▶ [TASK DESCRIPTION]
Revise the items below so that each "data-point" becomes "marker", keep everything else the same, and leave the pictures out.

▶ [ENTRIES]
★ ★ ★ ★ ★ ★ ★

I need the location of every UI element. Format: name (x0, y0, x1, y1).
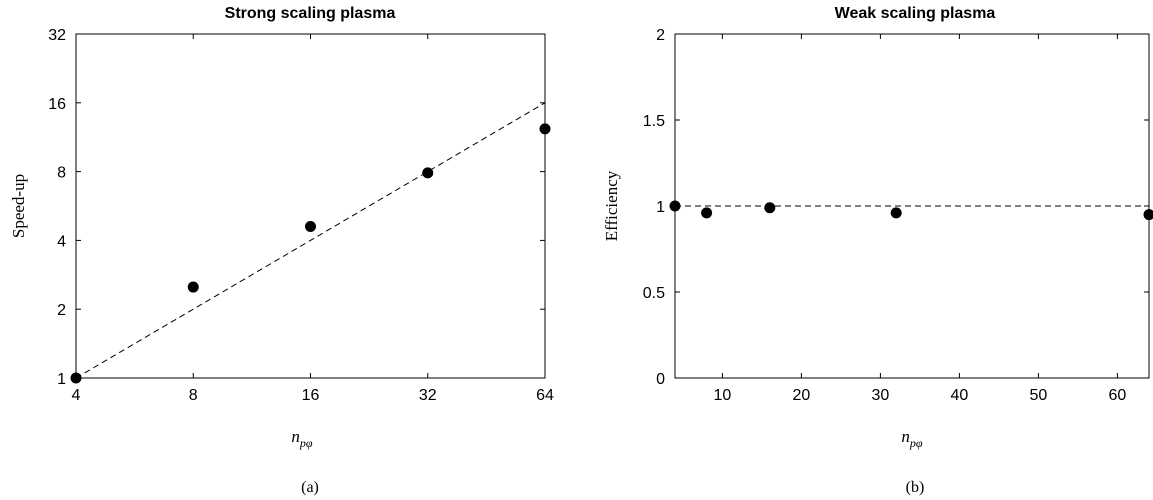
data-point (701, 207, 713, 219)
y-tick-label: 0 (656, 371, 665, 388)
y-tick-label: 8 (57, 165, 66, 182)
y-tick-label: 2 (57, 302, 66, 319)
x-tick-label: 8 (189, 387, 198, 404)
x-tick-label: 32 (419, 387, 437, 404)
x-tick-label: 20 (793, 387, 811, 404)
data-point (187, 281, 199, 293)
x-tick-label: 16 (302, 387, 320, 404)
x-axis-label-main: n (901, 427, 910, 446)
x-tick-label: 50 (1030, 387, 1048, 404)
y-axis-label: Efficiency (602, 170, 621, 241)
data-point (70, 372, 82, 384)
x-tick-label: 40 (951, 387, 969, 404)
y-tick-label: 4 (57, 233, 66, 250)
data-point (422, 167, 434, 179)
chart-title: Strong scaling plasma (225, 5, 396, 22)
x-tick-label: 64 (536, 387, 554, 404)
y-tick-label: 1 (656, 199, 665, 216)
y-ticks: 1 2 4 8 16 32 (48, 27, 545, 388)
data-point (539, 123, 551, 135)
y-axis-label: Speed-up (9, 174, 28, 238)
x-axis-label-main: n (291, 427, 300, 446)
strong-scaling-chart: Strong scaling plasma 4 8 16 32 64 12481632 … (9, 5, 554, 496)
data-point (1143, 209, 1153, 221)
x-tick-label: 4 (72, 387, 81, 404)
caption-b: (b) (906, 479, 925, 496)
y-tick-label: 16 (48, 96, 66, 113)
y-tick-label: 1 (57, 371, 66, 388)
caption-a: (a) (301, 479, 319, 496)
x-tick-label: 30 (872, 387, 890, 404)
y-tick-label: 0.5 (643, 285, 665, 302)
series-layer (70, 102, 551, 384)
x-ticks: 4 8 16 32 64 (72, 34, 554, 404)
x-ticks: 10 20 30 40 50 60 (714, 34, 1127, 404)
ideal-scaling-line (75, 102, 546, 379)
y-tick-label: 2 (656, 27, 665, 44)
x-axis-label: npφ (291, 427, 313, 450)
weak-scaling-chart: Weak scaling plasma 10 20 30 40 50 60 0 0.5 1 1.… (602, 5, 1153, 496)
series-layer (669, 200, 1153, 221)
x-tick-label: 10 (714, 387, 732, 404)
plot-area-frame (75, 33, 546, 379)
y-tick-label: 32 (48, 27, 66, 44)
y-ticks: 0 0.5 1 1.5 2 (643, 27, 1149, 388)
data-point (890, 207, 902, 219)
x-axis-label-subscript: pφ (909, 436, 923, 450)
y-tick-label: 1.5 (643, 113, 665, 130)
data-point (764, 202, 776, 214)
chart-title: Weak scaling plasma (835, 5, 996, 22)
x-axis-label-subscript: pφ (299, 436, 313, 450)
data-point (669, 200, 681, 212)
x-tick-label: 60 (1109, 387, 1127, 404)
data-point (305, 221, 316, 233)
x-axis-label: npφ (901, 427, 923, 450)
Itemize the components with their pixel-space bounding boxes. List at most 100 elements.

★ ★ ★ ★ ★ ★ ★

▶ [THE SOLUTION]
I need the location of every UI element. Format: name (x0, y0, x1, y1).
marker (701, 207, 713, 219)
y-tick-label: 0 (656, 371, 665, 388)
y-tick-label: 8 (57, 165, 66, 182)
y-tick-label: 2 (57, 302, 66, 319)
x-tick-label: 8 (189, 387, 198, 404)
x-tick-label: 32 (419, 387, 437, 404)
x-tick-label: 20 (793, 387, 811, 404)
marker (187, 281, 199, 293)
x-tick-label: 16 (302, 387, 320, 404)
x-axis-label-main: n (901, 427, 910, 446)
x-tick-label: 50 (1030, 387, 1048, 404)
y-axis-label: Efficiency (602, 170, 621, 241)
marker (70, 372, 82, 384)
x-tick-label: 40 (951, 387, 969, 404)
y-tick-label: 4 (57, 233, 66, 250)
marker (422, 167, 434, 179)
chart-title: Strong scaling plasma (225, 5, 396, 22)
x-tick-label: 64 (536, 387, 554, 404)
y-tick-label: 1 (656, 199, 665, 216)
y-ticks: 1 2 4 8 16 32 (48, 27, 545, 388)
marker (539, 123, 551, 135)
y-axis-label: Speed-up (9, 174, 28, 238)
x-axis-label-main: n (291, 427, 300, 446)
strong-scaling-chart: Strong scaling plasma 4 8 16 32 64 12481632 … (9, 5, 554, 496)
marker (1143, 209, 1153, 221)
x-tick-label: 4 (72, 387, 81, 404)
caption-b: (b) (906, 479, 925, 496)
y-tick-label: 16 (48, 96, 66, 113)
y-tick-label: 1 (57, 371, 66, 388)
caption-a: (a) (301, 479, 319, 496)
x-tick-label: 30 (872, 387, 890, 404)
y-tick-label: 0.5 (643, 285, 665, 302)
series-layer (70, 102, 551, 384)
x-ticks: 4 8 16 32 64 (72, 34, 554, 404)
x-ticks: 10 20 30 40 50 60 (714, 34, 1127, 404)
ideal-scaling-line (75, 102, 546, 379)
y-tick-label: 2 (656, 27, 665, 44)
x-axis-label: npφ (291, 427, 313, 450)
weak-scaling-chart: Weak scaling plasma 10 20 30 40 50 60 0 0.5 1 1.… (602, 5, 1153, 496)
series-layer (669, 200, 1153, 221)
x-tick-label: 10 (714, 387, 732, 404)
plot-area-frame (75, 33, 546, 379)
y-tick-label: 32 (48, 27, 66, 44)
y-ticks: 0 0.5 1 1.5 2 (643, 27, 1149, 388)
marker (890, 207, 902, 219)
x-axis-label-subscript: pφ (909, 436, 923, 450)
y-tick-label: 1.5 (643, 113, 665, 130)
marker (764, 202, 776, 214)
chart-title: Weak scaling plasma (835, 5, 996, 22)
x-axis-label-subscript: pφ (299, 436, 313, 450)
marker (669, 200, 681, 212)
x-tick-label: 60 (1109, 387, 1127, 404)
marker (305, 221, 316, 233)
x-axis-label: npφ (901, 427, 923, 450)
Itemize the components with their pixel-space bounding boxes. List at most 100 elements.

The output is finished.